> Text passage
┏━━

If there is anything Shields celebrates it is the literary possibilities found in the margins—the workaday domestic spheres where she located her most memorable novels, works like Larry’s Party and The Stone Diaries. The Giardinis’ new book is called Startle and Illuminate, a phrase borrowed from an essay of Margaret Atwood’s. It refers to what Shields believed books should do—to the minor epiphanies both light and dark they should afford their hungry readers. Startle is woven together from interviews, lectures and letters, odds and ends. It blends meditation on craft with pages of straightforward, useful advice. Shields, who taught creative writing at the University of Winnipeg and Humber College, was obviously a committed teacher. “Still, I was surprised to find she had considered the topic so deliberately and so deeply,” says Anne, a lawyer, author and chancellor of Simon Fraser University.

“After collecting all the research material, Nicholas came home to Vancouver,” Anne says. “We sat at the large coffee table in our living room and went back and forth. We took turns reading through the papers. It was close. It was lovely.” Combing through her mother’s thoughts was hard to do. “Having Nicholas with me on the project was a buffer.” This is a family accustomed to the art of collaboration. Anne learned it from her mother, with whom she co-wrote and published a short story. Shields did not want her children to feel mystified by the act of writing, and involved them in her work as much as she could. Nicholas is learning his grandmother’s values from the conversations in this book. He is considering becoming a writer and the advice he appreciates most: “To take in my surroundings,” he said, “And be a little more prone to listening.”

Exclusive excerpt from Startle and Illuminate: Carol Shields on Writing

There was a period in my early life when my friends and I, spurred by romantic yearnings, I suppose, spent great widths of time talking about the possibility and need of “truly knowing someone.” The phrase chimed with half a dozen others in our vocabulary: the exposing of the soul, the opening of the heart, the completion of one person by another, and so forth. We believed this kind of intimate knowledge was possible, and moreover that it was desirable.

Somewhere along the way, I lost faith with the enterprise. What interested me, instead, was the unknowability of others, their very otherness, in fact. It was apparent to me that members of close, loving families resisted the forces of coercive revelation, and that even partners in long, happy marriages remained, ultimately, strangers, one to the other. Although we are living in the age of communication, it became clear that people who “spilled their guts” sacrificed a portion of their dignity in so doing, and that, in any case, what they spilled was suspect, either self-pitying or self-aggrandizing, or else projecting a single, touched-up version of who they were and how they preferred to be registered at a particular moment—for it was understood that a variant self could be brought forward the next day, or even the next hour.

It might be thought that I would be dismayed to discover the limited nature of human interaction, but instead I was heartened, in the same way I was heartened, and relieved too, when I realized that the Methodist God, with whom I’d grown up, did not necessarily observe every ripple of sensation that passed through my head. To be known was to be incapacitated, and stripped bare. To be solitary, that is, to be left in a state of privacy, was to hang on to the forces of originality and innocence.

┗━━

> Challenge a
Answer these questions about the article on Carol Shields, one per line:
(i) At which two schools did Shields teach creative writing?
(ii) Where did Anne and Nicholas sit while they went through the papers?
(iii) Which God had the writer of the excerpt grown up with?

> Raw data

┏━━

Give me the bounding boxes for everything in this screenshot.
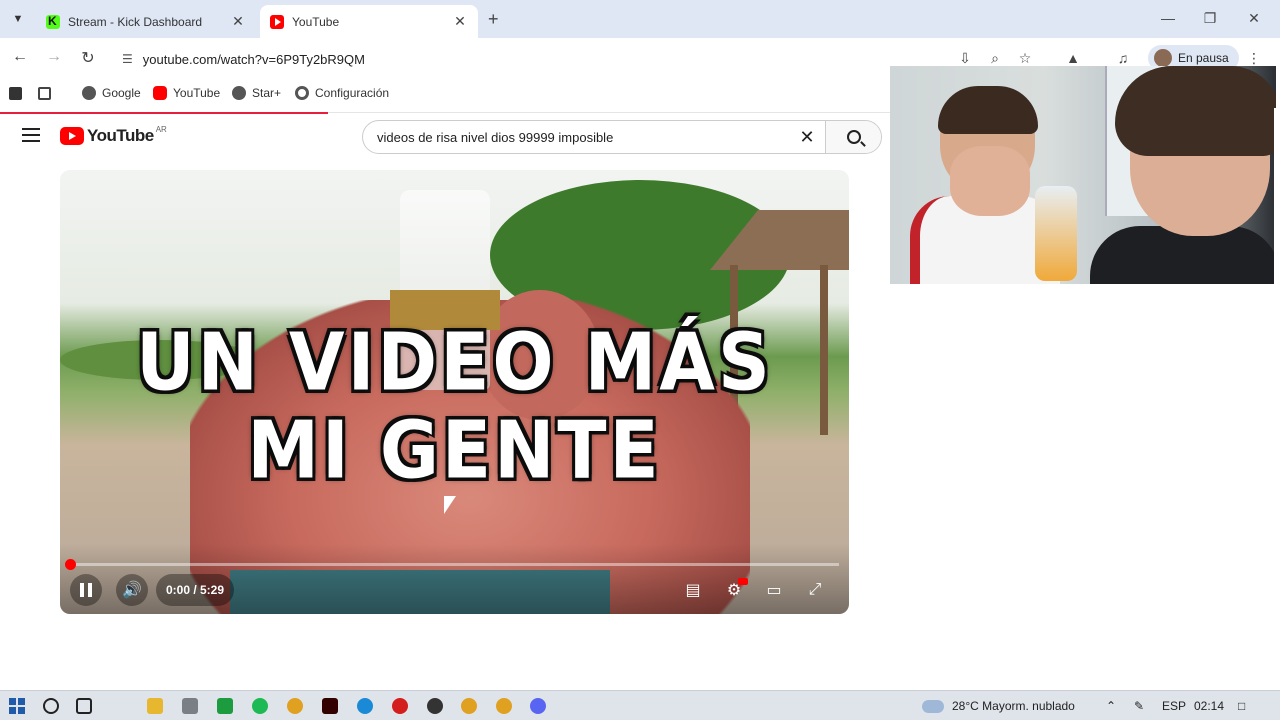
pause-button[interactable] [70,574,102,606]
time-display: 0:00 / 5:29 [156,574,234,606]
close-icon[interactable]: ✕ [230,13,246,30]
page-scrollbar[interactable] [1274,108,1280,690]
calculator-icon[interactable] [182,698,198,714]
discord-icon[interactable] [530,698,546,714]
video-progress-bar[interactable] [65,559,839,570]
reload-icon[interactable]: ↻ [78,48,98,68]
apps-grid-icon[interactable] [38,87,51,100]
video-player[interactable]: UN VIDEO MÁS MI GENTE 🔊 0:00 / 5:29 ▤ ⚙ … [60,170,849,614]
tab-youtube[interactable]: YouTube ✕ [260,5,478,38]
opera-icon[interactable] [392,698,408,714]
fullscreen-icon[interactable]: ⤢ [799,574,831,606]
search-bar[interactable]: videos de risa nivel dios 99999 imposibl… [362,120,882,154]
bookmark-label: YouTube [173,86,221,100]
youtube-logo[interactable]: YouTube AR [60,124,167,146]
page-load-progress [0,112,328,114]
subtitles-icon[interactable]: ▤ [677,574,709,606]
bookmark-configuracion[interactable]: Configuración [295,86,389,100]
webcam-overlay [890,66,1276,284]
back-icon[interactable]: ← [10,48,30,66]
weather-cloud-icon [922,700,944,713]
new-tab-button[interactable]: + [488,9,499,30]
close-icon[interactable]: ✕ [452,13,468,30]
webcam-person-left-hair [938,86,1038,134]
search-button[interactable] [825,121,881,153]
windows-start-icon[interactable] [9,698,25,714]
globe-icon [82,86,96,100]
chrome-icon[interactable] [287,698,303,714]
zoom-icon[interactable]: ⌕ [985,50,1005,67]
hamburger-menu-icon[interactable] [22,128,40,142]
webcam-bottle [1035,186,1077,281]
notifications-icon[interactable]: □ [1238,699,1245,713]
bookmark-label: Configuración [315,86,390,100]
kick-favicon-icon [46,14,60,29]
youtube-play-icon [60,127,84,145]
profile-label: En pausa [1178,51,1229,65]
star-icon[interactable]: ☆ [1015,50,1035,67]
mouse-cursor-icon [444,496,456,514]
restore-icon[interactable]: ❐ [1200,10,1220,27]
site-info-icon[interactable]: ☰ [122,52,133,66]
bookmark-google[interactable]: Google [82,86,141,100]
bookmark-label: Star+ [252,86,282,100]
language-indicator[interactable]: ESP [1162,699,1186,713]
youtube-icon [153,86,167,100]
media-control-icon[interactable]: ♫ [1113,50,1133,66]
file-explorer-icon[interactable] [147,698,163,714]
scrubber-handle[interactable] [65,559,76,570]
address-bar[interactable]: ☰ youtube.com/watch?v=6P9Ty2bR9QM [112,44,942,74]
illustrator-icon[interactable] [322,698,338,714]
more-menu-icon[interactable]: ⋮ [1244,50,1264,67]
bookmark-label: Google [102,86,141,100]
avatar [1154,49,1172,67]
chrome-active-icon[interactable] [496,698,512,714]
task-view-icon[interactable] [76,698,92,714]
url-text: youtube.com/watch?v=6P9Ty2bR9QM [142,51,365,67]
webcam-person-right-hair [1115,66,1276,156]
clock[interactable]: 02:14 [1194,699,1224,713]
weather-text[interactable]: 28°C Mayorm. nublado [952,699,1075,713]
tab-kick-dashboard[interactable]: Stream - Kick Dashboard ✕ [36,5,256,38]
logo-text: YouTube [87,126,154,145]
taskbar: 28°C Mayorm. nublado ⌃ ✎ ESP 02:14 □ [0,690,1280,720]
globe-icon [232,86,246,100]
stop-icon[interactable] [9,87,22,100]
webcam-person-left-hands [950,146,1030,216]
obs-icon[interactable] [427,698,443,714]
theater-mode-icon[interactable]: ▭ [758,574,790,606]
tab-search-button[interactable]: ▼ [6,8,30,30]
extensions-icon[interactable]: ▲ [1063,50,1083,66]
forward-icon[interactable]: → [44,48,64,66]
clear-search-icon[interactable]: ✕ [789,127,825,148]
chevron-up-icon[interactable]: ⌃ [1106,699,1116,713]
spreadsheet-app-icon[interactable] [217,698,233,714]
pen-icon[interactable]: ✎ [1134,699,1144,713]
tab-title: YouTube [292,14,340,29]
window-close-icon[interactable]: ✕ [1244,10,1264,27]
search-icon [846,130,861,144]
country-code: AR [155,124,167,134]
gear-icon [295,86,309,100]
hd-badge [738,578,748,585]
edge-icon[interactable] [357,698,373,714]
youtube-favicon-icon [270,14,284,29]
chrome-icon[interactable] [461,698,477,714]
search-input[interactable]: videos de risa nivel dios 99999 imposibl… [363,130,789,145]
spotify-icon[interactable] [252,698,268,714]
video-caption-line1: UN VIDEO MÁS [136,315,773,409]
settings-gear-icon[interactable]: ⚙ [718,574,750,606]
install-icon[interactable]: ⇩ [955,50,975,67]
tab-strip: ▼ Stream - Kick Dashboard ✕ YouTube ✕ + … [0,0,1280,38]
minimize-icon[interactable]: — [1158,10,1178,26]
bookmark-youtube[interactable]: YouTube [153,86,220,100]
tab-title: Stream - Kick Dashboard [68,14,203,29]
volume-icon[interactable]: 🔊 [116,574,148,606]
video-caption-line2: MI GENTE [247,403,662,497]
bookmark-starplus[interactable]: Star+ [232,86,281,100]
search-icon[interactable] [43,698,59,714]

┗━━

> Challenge b
Rewrite the part of the listing from the line containing "pause-button[interactable] [70,574,102,606]" through the line containing "search-button[interactable] [825,121,881,153]", putting "dismiss-icon" wherever "close-icon" appears and leaving everything else unchanged.

> Final result a
(i) The University of Winnipeg and Humber College
(ii) At the large coffee table in their living room
(iii) The Methodist God

> Final result b
pause-button[interactable] [70,574,102,606]
time-display: 0:00 / 5:29 [156,574,234,606]
dismiss-icon[interactable]: ✕ [230,13,246,30]
page-scrollbar[interactable] [1274,108,1280,690]
calculator-icon[interactable] [182,698,198,714]
discord-icon[interactable] [530,698,546,714]
video-progress-bar[interactable] [65,559,839,570]
reload-icon[interactable]: ↻ [78,48,98,68]
apps-grid-icon[interactable] [38,87,51,100]
video-player[interactable]: UN VIDEO MÁS MI GENTE 🔊 0:00 / 5:29 ▤ ⚙ … [60,170,849,614]
tab-youtube[interactable]: YouTube ✕ [260,5,478,38]
opera-icon[interactable] [392,698,408,714]
fullscreen-icon[interactable]: ⤢ [799,574,831,606]
search-bar[interactable]: videos de risa nivel dios 99999 imposibl… [362,120,882,154]
bookmark-label: YouTube [173,86,221,100]
youtube-logo[interactable]: YouTube AR [60,124,167,146]
page-load-progress [0,112,328,114]
subtitles-icon[interactable]: ▤ [677,574,709,606]
bookmark-configuracion[interactable]: Configuración [295,86,389,100]
webcam-overlay [890,66,1276,284]
back-icon[interactable]: ← [10,48,30,66]
weather-cloud-icon [922,700,944,713]
new-tab-button[interactable]: + [488,9,499,30]
dismiss-icon[interactable]: ✕ [452,13,468,30]
webcam-person-left-hair [938,86,1038,134]
search-button[interactable] [825,121,881,153]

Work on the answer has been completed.